▸ Task prompt
Go through the listing and copy each line with the string "page".

## START Information given

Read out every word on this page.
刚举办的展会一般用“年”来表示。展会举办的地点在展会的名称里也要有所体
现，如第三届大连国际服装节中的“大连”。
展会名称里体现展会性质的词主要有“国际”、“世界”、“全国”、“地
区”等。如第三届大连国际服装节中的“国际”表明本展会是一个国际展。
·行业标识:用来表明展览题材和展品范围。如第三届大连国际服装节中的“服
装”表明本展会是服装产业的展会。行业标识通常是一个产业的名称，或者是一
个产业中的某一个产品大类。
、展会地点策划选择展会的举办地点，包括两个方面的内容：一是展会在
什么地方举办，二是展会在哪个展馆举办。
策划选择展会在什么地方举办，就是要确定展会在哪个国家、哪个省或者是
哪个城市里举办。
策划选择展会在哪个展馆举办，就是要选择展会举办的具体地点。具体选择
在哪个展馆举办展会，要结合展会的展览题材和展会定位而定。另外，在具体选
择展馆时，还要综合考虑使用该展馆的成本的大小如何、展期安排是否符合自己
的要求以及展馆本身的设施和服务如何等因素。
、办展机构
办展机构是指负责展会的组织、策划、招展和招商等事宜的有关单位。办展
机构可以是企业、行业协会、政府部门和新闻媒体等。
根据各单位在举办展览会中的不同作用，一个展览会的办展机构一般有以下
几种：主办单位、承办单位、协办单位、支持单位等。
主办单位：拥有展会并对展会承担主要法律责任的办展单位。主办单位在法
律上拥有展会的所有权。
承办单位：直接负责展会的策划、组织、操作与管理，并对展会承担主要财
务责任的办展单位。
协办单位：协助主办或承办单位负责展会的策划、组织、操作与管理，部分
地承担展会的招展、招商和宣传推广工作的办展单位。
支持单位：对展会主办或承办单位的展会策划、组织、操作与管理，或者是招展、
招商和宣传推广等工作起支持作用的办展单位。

## END Information given
## START Information given

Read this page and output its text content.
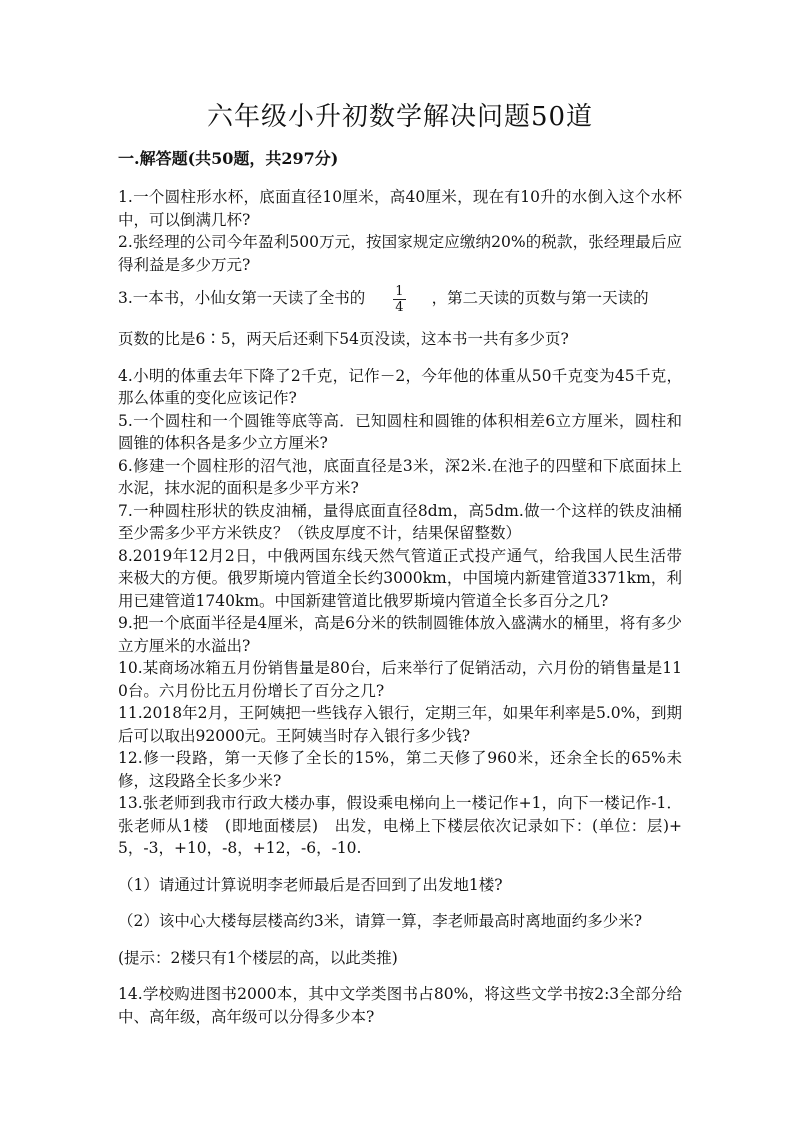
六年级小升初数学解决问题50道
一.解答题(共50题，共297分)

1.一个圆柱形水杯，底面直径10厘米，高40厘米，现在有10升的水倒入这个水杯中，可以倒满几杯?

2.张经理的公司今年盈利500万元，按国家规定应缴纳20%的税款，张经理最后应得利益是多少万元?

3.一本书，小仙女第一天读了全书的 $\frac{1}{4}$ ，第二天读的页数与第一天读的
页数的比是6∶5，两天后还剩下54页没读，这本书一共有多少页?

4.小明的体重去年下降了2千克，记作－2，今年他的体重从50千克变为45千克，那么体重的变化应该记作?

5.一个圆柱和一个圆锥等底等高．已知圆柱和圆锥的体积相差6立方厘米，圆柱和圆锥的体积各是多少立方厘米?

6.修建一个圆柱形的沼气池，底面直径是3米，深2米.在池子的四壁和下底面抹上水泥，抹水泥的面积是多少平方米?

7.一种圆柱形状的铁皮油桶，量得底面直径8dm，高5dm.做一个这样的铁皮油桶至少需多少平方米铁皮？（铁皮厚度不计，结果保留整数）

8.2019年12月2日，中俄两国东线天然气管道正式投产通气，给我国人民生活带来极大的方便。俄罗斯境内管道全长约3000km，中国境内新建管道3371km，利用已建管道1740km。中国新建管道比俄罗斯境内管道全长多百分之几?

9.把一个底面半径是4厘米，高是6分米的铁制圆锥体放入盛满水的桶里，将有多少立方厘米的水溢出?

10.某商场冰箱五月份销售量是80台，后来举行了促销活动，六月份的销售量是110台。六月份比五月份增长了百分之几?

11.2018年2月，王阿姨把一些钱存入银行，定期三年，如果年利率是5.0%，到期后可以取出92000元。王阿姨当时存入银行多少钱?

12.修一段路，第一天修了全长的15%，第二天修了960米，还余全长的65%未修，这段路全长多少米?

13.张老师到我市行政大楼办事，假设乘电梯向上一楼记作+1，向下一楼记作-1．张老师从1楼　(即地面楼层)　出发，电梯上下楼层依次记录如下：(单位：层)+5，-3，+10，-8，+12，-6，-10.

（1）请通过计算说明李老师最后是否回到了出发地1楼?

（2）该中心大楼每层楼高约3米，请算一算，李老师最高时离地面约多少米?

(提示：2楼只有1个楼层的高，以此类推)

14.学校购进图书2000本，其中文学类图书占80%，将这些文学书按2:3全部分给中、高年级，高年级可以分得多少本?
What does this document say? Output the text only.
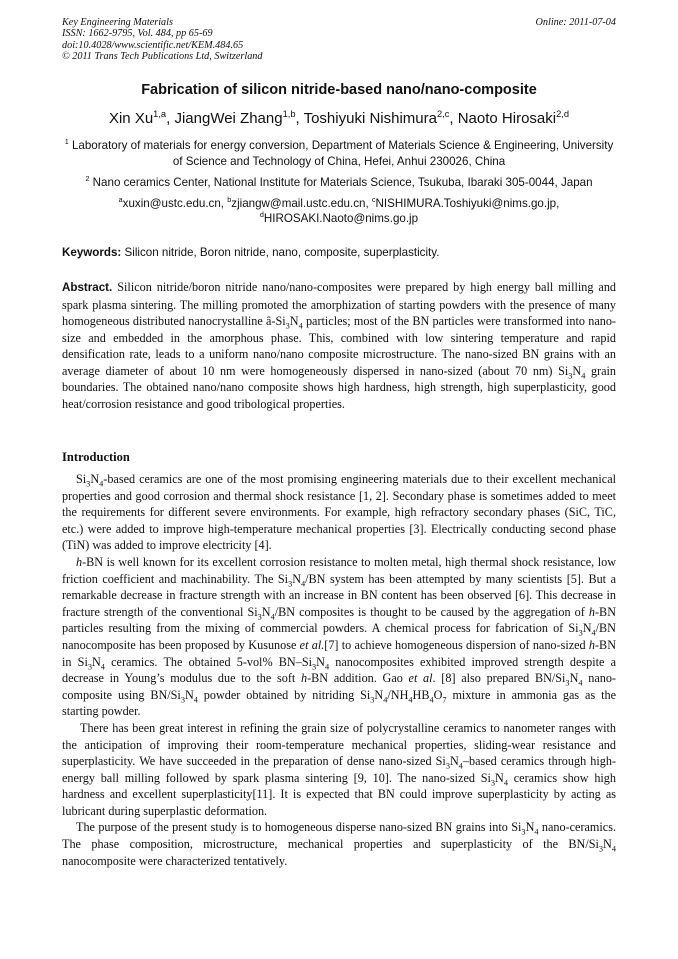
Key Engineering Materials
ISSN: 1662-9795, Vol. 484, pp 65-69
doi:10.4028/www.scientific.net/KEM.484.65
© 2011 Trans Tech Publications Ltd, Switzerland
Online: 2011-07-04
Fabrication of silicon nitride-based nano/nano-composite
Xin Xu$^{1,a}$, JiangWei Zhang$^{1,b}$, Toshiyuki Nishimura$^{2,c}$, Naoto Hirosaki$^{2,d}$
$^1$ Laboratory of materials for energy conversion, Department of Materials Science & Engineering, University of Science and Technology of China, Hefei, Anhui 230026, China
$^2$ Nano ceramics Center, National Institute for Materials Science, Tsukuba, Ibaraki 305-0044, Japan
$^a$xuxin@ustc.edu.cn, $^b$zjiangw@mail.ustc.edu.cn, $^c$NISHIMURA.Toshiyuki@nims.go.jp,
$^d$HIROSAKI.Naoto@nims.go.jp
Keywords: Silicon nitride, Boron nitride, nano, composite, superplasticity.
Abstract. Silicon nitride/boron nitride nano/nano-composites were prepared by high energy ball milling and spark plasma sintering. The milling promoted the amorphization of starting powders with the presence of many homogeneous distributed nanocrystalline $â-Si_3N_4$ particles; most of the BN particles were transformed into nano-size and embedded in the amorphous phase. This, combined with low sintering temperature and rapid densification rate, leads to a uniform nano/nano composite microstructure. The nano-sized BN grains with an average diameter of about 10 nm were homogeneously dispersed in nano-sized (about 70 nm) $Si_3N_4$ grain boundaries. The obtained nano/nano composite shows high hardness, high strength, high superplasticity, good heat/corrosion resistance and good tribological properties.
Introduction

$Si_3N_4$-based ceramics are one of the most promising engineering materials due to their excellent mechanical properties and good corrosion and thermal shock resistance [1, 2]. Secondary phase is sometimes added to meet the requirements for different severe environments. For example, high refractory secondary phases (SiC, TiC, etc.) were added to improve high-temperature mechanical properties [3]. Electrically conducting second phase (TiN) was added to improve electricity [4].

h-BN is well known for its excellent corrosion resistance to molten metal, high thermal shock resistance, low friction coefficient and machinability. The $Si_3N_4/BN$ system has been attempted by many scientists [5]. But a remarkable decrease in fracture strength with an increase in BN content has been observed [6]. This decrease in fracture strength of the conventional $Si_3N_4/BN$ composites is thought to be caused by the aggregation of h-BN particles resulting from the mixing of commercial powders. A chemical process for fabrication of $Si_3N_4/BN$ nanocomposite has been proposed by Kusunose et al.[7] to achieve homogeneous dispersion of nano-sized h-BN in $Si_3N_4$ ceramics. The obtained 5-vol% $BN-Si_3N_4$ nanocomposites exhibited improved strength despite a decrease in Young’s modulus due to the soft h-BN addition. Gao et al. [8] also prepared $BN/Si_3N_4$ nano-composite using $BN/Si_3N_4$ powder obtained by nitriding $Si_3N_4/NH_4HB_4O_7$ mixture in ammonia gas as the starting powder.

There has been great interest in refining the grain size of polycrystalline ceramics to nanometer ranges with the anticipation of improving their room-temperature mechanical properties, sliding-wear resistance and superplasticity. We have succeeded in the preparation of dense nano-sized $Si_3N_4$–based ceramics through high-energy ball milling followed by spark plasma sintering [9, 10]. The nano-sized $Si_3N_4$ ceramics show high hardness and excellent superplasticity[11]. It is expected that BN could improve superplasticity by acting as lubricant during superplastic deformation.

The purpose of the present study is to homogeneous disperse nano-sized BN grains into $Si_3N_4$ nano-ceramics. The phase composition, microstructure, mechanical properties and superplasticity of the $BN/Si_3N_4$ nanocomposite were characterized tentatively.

## END Information given

▸ Solution to this exercise
Read out every word on this page.
Read this page and output its text content.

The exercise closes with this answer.